[Given request]:
Copy the data below line for line, leaving out the pictures.
^^^^
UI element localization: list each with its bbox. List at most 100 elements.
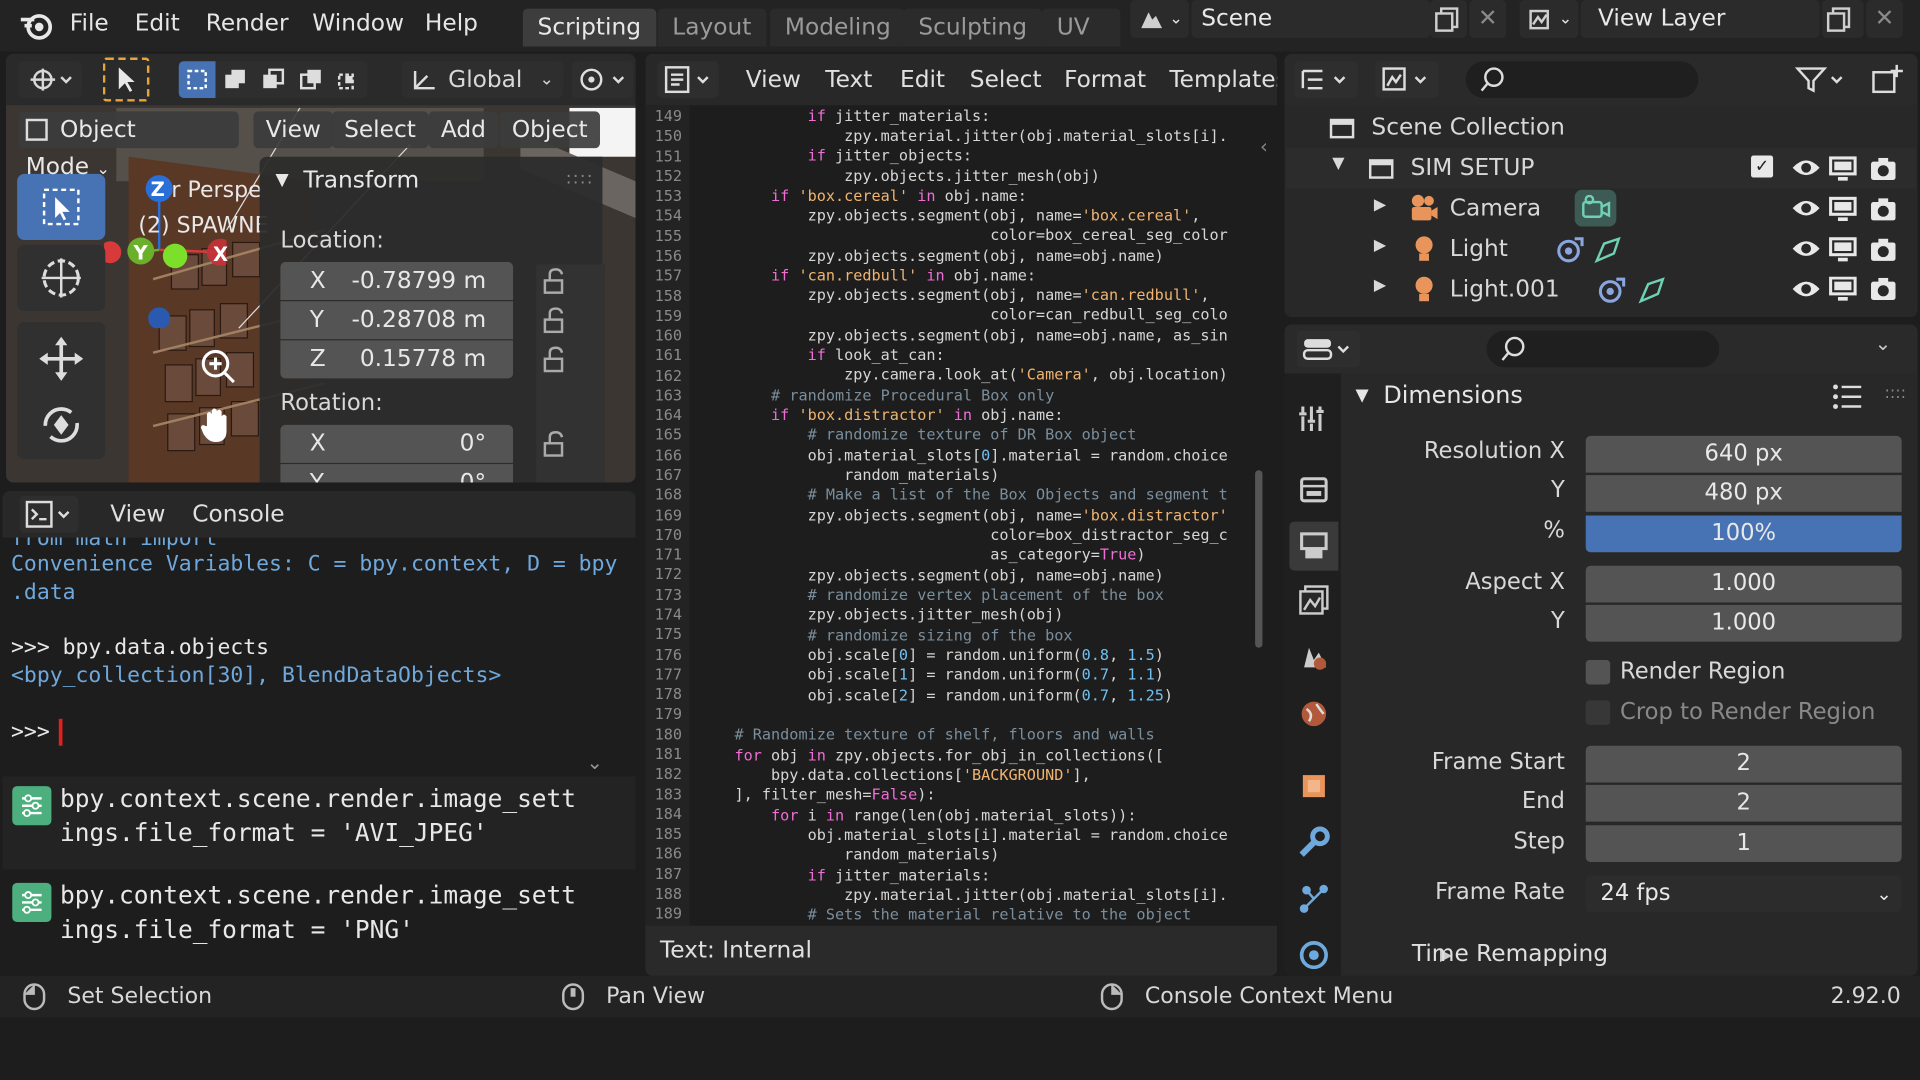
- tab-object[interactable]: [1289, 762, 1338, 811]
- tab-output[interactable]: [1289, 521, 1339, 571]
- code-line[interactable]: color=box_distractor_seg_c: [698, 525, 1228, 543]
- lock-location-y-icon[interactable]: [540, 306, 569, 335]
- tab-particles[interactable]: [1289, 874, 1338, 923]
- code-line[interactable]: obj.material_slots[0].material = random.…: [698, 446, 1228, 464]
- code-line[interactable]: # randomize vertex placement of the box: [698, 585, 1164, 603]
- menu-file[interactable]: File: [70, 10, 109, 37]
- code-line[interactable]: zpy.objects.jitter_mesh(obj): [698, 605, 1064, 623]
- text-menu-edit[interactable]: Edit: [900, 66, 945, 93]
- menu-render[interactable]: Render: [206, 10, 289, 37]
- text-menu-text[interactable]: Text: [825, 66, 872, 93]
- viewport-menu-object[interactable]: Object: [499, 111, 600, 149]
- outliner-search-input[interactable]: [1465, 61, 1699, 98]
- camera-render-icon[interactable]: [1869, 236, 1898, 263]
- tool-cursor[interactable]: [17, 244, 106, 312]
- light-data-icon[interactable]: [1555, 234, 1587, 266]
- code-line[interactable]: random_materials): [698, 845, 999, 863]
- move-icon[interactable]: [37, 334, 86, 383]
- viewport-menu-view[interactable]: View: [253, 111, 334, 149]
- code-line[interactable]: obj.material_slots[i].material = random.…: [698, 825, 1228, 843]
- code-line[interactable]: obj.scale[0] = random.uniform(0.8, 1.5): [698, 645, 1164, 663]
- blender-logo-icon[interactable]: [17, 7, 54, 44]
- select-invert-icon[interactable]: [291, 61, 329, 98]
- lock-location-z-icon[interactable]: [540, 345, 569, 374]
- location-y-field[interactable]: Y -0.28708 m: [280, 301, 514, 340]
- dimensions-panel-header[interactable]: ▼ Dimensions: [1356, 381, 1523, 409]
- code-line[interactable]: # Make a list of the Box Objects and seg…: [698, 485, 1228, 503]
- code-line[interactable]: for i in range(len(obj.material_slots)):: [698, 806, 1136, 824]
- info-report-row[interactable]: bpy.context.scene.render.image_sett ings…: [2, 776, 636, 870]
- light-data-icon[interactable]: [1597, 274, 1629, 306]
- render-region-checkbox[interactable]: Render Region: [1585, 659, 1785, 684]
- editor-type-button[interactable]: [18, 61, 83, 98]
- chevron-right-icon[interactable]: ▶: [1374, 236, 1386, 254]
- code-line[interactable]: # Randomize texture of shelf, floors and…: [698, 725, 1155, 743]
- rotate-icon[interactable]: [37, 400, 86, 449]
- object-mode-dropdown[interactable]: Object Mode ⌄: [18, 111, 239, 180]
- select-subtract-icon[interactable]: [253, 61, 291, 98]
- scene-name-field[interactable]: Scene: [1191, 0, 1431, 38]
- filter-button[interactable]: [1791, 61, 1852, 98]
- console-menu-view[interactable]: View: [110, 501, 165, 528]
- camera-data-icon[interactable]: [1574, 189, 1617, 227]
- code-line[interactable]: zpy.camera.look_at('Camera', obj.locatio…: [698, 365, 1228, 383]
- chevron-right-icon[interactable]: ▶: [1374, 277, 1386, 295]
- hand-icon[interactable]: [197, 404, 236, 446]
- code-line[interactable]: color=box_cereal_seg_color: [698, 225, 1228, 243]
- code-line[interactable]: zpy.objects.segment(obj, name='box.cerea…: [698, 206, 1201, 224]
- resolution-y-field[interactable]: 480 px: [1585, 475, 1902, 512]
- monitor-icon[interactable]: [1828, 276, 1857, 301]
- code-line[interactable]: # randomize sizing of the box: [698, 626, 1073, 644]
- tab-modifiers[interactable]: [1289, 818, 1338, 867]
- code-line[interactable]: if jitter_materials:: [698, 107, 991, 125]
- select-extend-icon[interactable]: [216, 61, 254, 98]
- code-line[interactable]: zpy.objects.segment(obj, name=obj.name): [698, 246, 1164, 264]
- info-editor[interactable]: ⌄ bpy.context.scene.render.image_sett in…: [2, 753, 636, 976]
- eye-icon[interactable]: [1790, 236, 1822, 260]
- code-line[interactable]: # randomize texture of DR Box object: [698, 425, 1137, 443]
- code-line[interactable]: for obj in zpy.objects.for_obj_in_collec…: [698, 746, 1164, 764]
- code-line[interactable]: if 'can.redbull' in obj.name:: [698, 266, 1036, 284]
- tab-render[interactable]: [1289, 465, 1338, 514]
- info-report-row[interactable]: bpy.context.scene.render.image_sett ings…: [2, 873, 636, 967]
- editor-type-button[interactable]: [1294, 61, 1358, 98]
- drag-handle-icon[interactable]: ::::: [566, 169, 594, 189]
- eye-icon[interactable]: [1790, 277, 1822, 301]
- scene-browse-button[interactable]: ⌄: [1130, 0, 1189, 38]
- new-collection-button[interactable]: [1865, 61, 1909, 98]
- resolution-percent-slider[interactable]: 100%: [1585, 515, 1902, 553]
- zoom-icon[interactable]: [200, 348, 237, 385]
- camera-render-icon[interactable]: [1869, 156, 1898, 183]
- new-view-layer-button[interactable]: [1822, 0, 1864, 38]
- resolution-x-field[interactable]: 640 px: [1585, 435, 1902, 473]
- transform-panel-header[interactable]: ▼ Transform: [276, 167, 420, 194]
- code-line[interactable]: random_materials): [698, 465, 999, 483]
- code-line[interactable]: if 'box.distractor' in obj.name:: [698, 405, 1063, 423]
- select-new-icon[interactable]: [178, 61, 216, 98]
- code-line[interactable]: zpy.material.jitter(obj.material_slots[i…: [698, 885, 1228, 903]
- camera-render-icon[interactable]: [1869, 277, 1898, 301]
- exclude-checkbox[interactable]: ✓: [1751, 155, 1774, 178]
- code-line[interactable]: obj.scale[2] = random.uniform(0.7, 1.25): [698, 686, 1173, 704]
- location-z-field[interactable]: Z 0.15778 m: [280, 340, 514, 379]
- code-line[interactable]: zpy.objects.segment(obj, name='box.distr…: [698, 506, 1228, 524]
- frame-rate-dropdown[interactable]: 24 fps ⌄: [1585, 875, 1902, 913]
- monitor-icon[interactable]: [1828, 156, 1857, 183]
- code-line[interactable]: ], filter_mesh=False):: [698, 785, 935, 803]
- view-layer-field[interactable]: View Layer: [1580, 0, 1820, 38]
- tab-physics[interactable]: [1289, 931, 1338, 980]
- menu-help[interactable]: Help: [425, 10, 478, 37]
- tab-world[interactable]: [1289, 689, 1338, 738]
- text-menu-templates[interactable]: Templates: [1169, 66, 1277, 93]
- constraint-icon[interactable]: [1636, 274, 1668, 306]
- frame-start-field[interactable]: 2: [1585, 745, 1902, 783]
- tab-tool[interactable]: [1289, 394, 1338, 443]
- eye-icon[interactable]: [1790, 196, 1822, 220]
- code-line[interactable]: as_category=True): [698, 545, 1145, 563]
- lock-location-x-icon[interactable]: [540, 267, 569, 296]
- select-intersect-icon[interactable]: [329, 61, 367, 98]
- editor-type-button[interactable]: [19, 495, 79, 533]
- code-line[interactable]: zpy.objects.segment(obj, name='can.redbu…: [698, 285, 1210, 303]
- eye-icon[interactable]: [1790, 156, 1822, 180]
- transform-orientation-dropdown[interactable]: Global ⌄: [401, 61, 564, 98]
^^^^
[Output of the task]:
UI element localization: list each with its bbox. List at most 100 elements.
- tab-object[interactable]: [1289, 762, 1338, 811]
- tab-output[interactable]: [1289, 521, 1339, 571]
- code-line[interactable]: color=box_distractor_seg_c: [698, 525, 1228, 543]
- lock-location-y-icon[interactable]: [540, 306, 569, 335]
- tab-particles[interactable]: [1289, 874, 1338, 923]
- code-line[interactable]: obj.material_slots[0].material = random.…: [698, 446, 1228, 464]
- code-line[interactable]: # randomize vertex placement of the box: [698, 585, 1164, 603]
- menu-file[interactable]: File: [70, 10, 109, 37]
- code-line[interactable]: zpy.objects.jitter_mesh(obj): [698, 605, 1064, 623]
- text-menu-edit[interactable]: Edit: [900, 66, 945, 93]
- menu-render[interactable]: Render: [206, 10, 289, 37]
- text-menu-text[interactable]: Text: [825, 66, 872, 93]
- viewport-menu-object[interactable]: Object: [499, 111, 600, 149]
- outliner-search-input[interactable]: [1465, 61, 1699, 98]
- camera-render-icon[interactable]: [1869, 236, 1898, 263]
- tool-cursor[interactable]: [17, 244, 106, 312]
- light-data-icon[interactable]: [1555, 234, 1587, 266]
- code-line[interactable]: random_materials): [698, 845, 999, 863]
- move-icon[interactable]: [37, 334, 86, 383]
- viewport-menu-view[interactable]: View: [253, 111, 334, 149]
- code-line[interactable]: obj.material_slots[i].material = random.…: [698, 825, 1228, 843]
- code-line[interactable]: obj.scale[0] = random.uniform(0.8, 1.5): [698, 645, 1164, 663]
- blender-logo-icon[interactable]: [17, 7, 54, 44]
- select-invert-icon[interactable]: [291, 61, 329, 98]
- lock-location-z-icon[interactable]: [540, 345, 569, 374]
- location-y-field[interactable]: Y -0.28708 m: [280, 301, 514, 340]
- dimensions-panel-header[interactable]: ▼ Dimensions: [1356, 381, 1523, 409]
- code-line[interactable]: # Make a list of the Box Objects and seg…: [698, 485, 1228, 503]
- code-line[interactable]: for i in range(len(obj.material_slots)):: [698, 806, 1136, 824]
- info-report-row[interactable]: bpy.context.scene.render.image_sett ings…: [2, 776, 636, 870]
- light-data-icon[interactable]: [1597, 274, 1629, 306]
- render-region-checkbox[interactable]: Render Region: [1585, 659, 1785, 684]
- editor-type-button[interactable]: [18, 61, 83, 98]
- chevron-right-icon[interactable]: ▶: [1374, 236, 1386, 254]
- code-line[interactable]: # Randomize texture of shelf, floors and…: [698, 725, 1155, 743]
- rotate-icon[interactable]: [37, 400, 86, 449]
- object-mode-dropdown[interactable]: Object Mode ⌄: [18, 111, 239, 180]
- select-subtract-icon[interactable]: [253, 61, 291, 98]
- scene-name-field[interactable]: Scene: [1191, 0, 1431, 38]
- filter-button[interactable]: [1791, 61, 1852, 98]
- console-menu-view[interactable]: View: [110, 501, 165, 528]
- camera-data-icon[interactable]: [1574, 189, 1617, 227]
- code-line[interactable]: zpy.camera.look_at('Camera', obj.locatio…: [698, 365, 1228, 383]
- chevron-right-icon[interactable]: ▶: [1374, 277, 1386, 295]
- hand-icon[interactable]: [197, 404, 236, 446]
- code-line[interactable]: color=box_cereal_seg_color: [698, 225, 1228, 243]
- code-line[interactable]: zpy.objects.segment(obj, name='box.cerea…: [698, 206, 1201, 224]
- resolution-y-field[interactable]: 480 px: [1585, 475, 1902, 512]
- monitor-icon[interactable]: [1828, 276, 1857, 301]
- code-line[interactable]: # randomize sizing of the box: [698, 626, 1073, 644]
- tab-modifiers[interactable]: [1289, 818, 1338, 867]
- code-line[interactable]: if jitter_materials:: [698, 107, 991, 125]
- select-extend-icon[interactable]: [216, 61, 254, 98]
- code-line[interactable]: zpy.objects.segment(obj, name=obj.name): [698, 246, 1164, 264]
- info-editor[interactable]: ⌄ bpy.context.scene.render.image_sett in…: [2, 753, 636, 976]
- eye-icon[interactable]: [1790, 236, 1822, 260]
- code-line[interactable]: # randomize texture of DR Box object: [698, 425, 1137, 443]
- code-line[interactable]: for obj in zpy.objects.for_obj_in_collec…: [698, 746, 1164, 764]
- code-line[interactable]: if 'can.redbull' in obj.name:: [698, 266, 1036, 284]
- tab-render[interactable]: [1289, 465, 1338, 514]
- info-report-row[interactable]: bpy.context.scene.render.image_sett ings…: [2, 873, 636, 967]
- editor-type-button[interactable]: [1294, 61, 1358, 98]
- drag-handle-icon[interactable]: ::::: [566, 169, 594, 189]
- eye-icon[interactable]: [1790, 277, 1822, 301]
- scene-browse-button[interactable]: ⌄: [1130, 0, 1189, 38]
- new-collection-button[interactable]: [1865, 61, 1909, 98]
- resolution-percent-slider[interactable]: 100%: [1585, 515, 1902, 553]
- zoom-icon[interactable]: [200, 348, 237, 385]
- camera-render-icon[interactable]: [1869, 156, 1898, 183]
- new-view-layer-button[interactable]: [1822, 0, 1864, 38]
- resolution-x-field[interactable]: 640 px: [1585, 435, 1902, 473]
- transform-panel-header[interactable]: ▼ Transform: [276, 167, 420, 194]
- code-line[interactable]: random_materials): [698, 465, 999, 483]
- code-line[interactable]: if 'box.distractor' in obj.name:: [698, 405, 1063, 423]
- select-new-icon[interactable]: [178, 61, 216, 98]
- code-line[interactable]: zpy.material.jitter(obj.material_slots[i…: [698, 885, 1228, 903]
- camera-render-icon[interactable]: [1869, 277, 1898, 301]
- exclude-checkbox[interactable]: ✓: [1751, 155, 1774, 178]
- code-line[interactable]: obj.scale[2] = random.uniform(0.7, 1.25): [698, 686, 1173, 704]
- location-z-field[interactable]: Z 0.15778 m: [280, 340, 514, 379]
- code-line[interactable]: zpy.objects.segment(obj, name='box.distr…: [698, 506, 1228, 524]
- frame-rate-dropdown[interactable]: 24 fps ⌄: [1585, 875, 1902, 913]
- monitor-icon[interactable]: [1828, 156, 1857, 183]
- code-line[interactable]: ], filter_mesh=False):: [698, 785, 935, 803]
- view-layer-field[interactable]: View Layer: [1580, 0, 1820, 38]
- tab-physics[interactable]: [1289, 931, 1338, 980]
- menu-help[interactable]: Help: [425, 10, 478, 37]
- tab-world[interactable]: [1289, 689, 1338, 738]
- text-menu-templates[interactable]: Templates: [1169, 66, 1277, 93]
- constraint-icon[interactable]: [1636, 274, 1668, 306]
- frame-start-field[interactable]: 2: [1585, 745, 1902, 783]
- tab-tool[interactable]: [1289, 394, 1338, 443]
- eye-icon[interactable]: [1790, 196, 1822, 220]
- code-line[interactable]: as_category=True): [698, 545, 1145, 563]
- lock-location-x-icon[interactable]: [540, 267, 569, 296]
- select-intersect-icon[interactable]: [329, 61, 367, 98]
- editor-type-button[interactable]: [19, 495, 79, 533]
- code-line[interactable]: zpy.objects.segment(obj, name='can.redbu…: [698, 285, 1210, 303]
- eye-icon[interactable]: [1790, 156, 1822, 180]
- transform-orientation-dropdown[interactable]: Global ⌄: [401, 61, 564, 98]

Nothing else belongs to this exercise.